## YOUR TASK
Identify and pull out each line of the entries in which "this" occurs.

## DATA SECTION
○ ○ ○ ○

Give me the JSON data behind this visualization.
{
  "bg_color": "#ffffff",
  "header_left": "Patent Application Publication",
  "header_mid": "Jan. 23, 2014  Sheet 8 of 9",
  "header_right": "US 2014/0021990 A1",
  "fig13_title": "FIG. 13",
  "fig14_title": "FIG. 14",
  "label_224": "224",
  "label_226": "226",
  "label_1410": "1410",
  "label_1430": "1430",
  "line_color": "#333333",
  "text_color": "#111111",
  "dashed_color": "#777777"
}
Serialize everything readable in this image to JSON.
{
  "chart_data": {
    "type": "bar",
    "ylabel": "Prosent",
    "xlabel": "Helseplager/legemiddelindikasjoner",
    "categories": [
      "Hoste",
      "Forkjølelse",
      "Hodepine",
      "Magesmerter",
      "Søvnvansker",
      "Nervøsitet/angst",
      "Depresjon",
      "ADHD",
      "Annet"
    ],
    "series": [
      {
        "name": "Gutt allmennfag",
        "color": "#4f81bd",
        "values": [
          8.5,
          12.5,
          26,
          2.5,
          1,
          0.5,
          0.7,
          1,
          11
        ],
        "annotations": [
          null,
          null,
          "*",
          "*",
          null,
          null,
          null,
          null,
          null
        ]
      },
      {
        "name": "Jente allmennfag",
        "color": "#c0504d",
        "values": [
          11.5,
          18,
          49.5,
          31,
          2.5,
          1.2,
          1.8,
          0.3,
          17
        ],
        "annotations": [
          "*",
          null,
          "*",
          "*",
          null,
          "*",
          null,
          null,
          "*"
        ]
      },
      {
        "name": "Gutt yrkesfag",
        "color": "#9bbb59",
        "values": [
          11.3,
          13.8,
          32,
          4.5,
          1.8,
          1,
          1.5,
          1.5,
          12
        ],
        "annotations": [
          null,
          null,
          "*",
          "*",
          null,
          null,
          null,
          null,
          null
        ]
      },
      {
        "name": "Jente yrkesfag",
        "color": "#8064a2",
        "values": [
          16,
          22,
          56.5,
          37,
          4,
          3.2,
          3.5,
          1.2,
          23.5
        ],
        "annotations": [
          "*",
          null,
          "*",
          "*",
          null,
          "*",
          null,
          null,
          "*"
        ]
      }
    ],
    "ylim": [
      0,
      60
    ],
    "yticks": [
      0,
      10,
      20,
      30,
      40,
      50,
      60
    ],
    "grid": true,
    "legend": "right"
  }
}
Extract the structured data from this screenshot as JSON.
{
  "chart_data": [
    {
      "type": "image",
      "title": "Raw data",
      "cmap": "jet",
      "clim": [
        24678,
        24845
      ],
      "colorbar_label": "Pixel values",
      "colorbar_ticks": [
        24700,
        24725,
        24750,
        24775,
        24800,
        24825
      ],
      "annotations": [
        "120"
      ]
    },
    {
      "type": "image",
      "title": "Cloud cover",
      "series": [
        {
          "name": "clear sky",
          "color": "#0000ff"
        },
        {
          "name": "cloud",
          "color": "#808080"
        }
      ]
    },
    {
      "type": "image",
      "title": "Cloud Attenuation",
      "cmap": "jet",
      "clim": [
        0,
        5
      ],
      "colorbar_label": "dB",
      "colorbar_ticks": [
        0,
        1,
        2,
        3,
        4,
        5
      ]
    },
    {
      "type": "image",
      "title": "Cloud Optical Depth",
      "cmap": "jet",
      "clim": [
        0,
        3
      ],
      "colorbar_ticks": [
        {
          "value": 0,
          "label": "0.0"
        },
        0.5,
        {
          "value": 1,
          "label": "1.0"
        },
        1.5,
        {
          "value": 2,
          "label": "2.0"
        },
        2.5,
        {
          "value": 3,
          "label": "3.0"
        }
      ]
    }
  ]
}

○ ○ ○ ○

## TASK OUTPUT
Give me the JSON data behind this visualization.
Serialize everything readable in this image to JSON.
Extract the structured data from this screenshot as JSON.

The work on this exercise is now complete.